Drop all images and give the records again exactly.

• [Dataset content]

********************

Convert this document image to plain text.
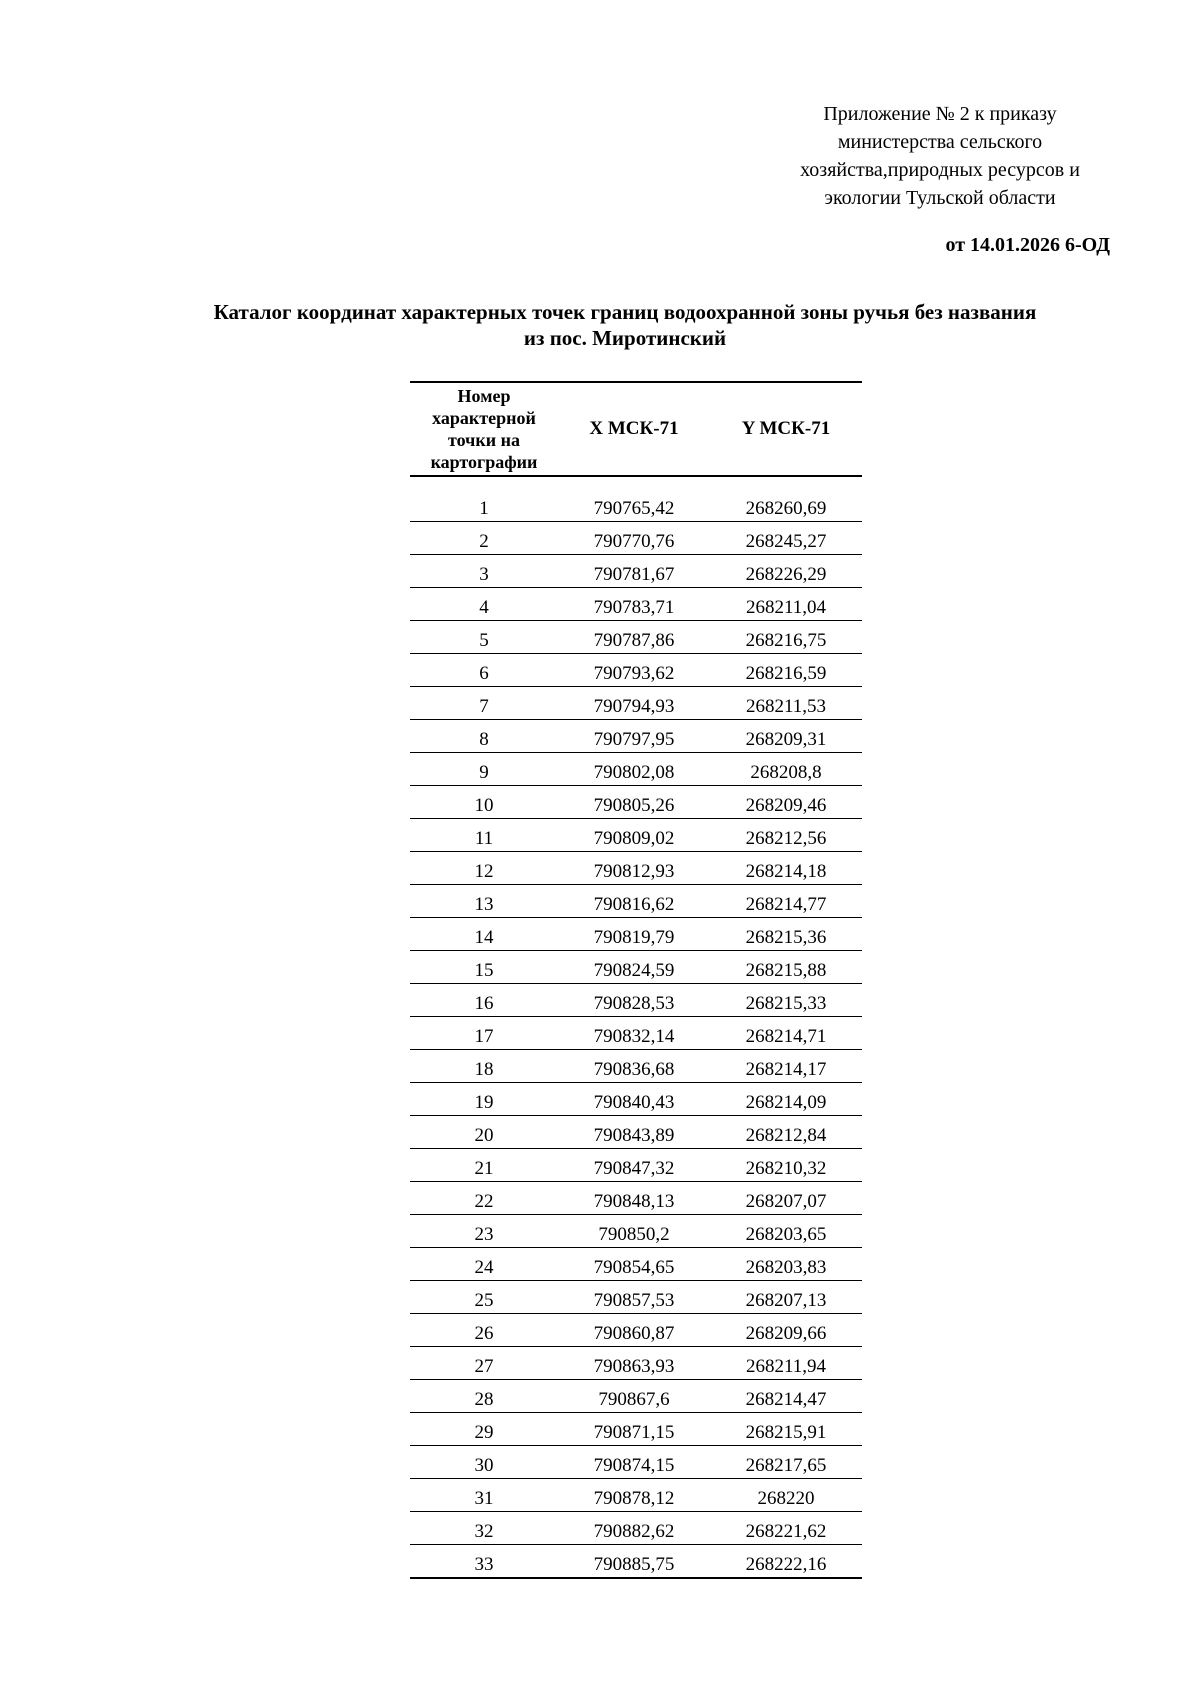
Приложение № 2 к приказу
министерства сельского
хозяйства,природных ресурсов и
экологии Тульской области
от 14.01.2026 6-ОД
Каталог координат характерных точек границ водоохранной зоны ручья без названия
из пос. Миротинский
Номер характерной точки на картографии	X МСК-71	Y МСК-71

1	790765,42	268260,69
2	790770,76	268245,27
3	790781,67	268226,29
4	790783,71	268211,04
5	790787,86	268216,75
6	790793,62	268216,59
7	790794,93	268211,53
8	790797,95	268209,31
9	790802,08	268208,8
10	790805,26	268209,46
11	790809,02	268212,56
12	790812,93	268214,18
13	790816,62	268214,77
14	790819,79	268215,36
15	790824,59	268215,88
16	790828,53	268215,33
17	790832,14	268214,71
18	790836,68	268214,17
19	790840,43	268214,09
20	790843,89	268212,84
21	790847,32	268210,32
22	790848,13	268207,07
23	790850,2	268203,65
24	790854,65	268203,83
25	790857,53	268207,13
26	790860,87	268209,66
27	790863,93	268211,94
28	790867,6	268214,47
29	790871,15	268215,91
30	790874,15	268217,65
31	790878,12	268220
32	790882,62	268221,62
33	790885,75	268222,16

********************

• [Task answer]
Convert this document image to plain text.
Приложение № 2 к приказу
министерства сельского
хозяйства,природных ресурсов и
экологии Тульской области
от 14.01.2026 6-ОД
Каталог координат характерных точек границ водоохранной зоны ручья без названия
из пос. Миротинский
Номер характерной точки на картографии	X МСК-71	Y МСК-71

1	790765,42	268260,69
2	790770,76	268245,27
3	790781,67	268226,29
4	790783,71	268211,04
5	790787,86	268216,75
6	790793,62	268216,59
7	790794,93	268211,53
8	790797,95	268209,31
9	790802,08	268208,8
10	790805,26	268209,46
11	790809,02	268212,56
12	790812,93	268214,18
13	790816,62	268214,77
14	790819,79	268215,36
15	790824,59	268215,88
16	790828,53	268215,33
17	790832,14	268214,71
18	790836,68	268214,17
19	790840,43	268214,09
20	790843,89	268212,84
21	790847,32	268210,32
22	790848,13	268207,07
23	790850,2	268203,65
24	790854,65	268203,83
25	790857,53	268207,13
26	790860,87	268209,66
27	790863,93	268211,94
28	790867,6	268214,47
29	790871,15	268215,91
30	790874,15	268217,65
31	790878,12	268220
32	790882,62	268221,62
33	790885,75	268222,16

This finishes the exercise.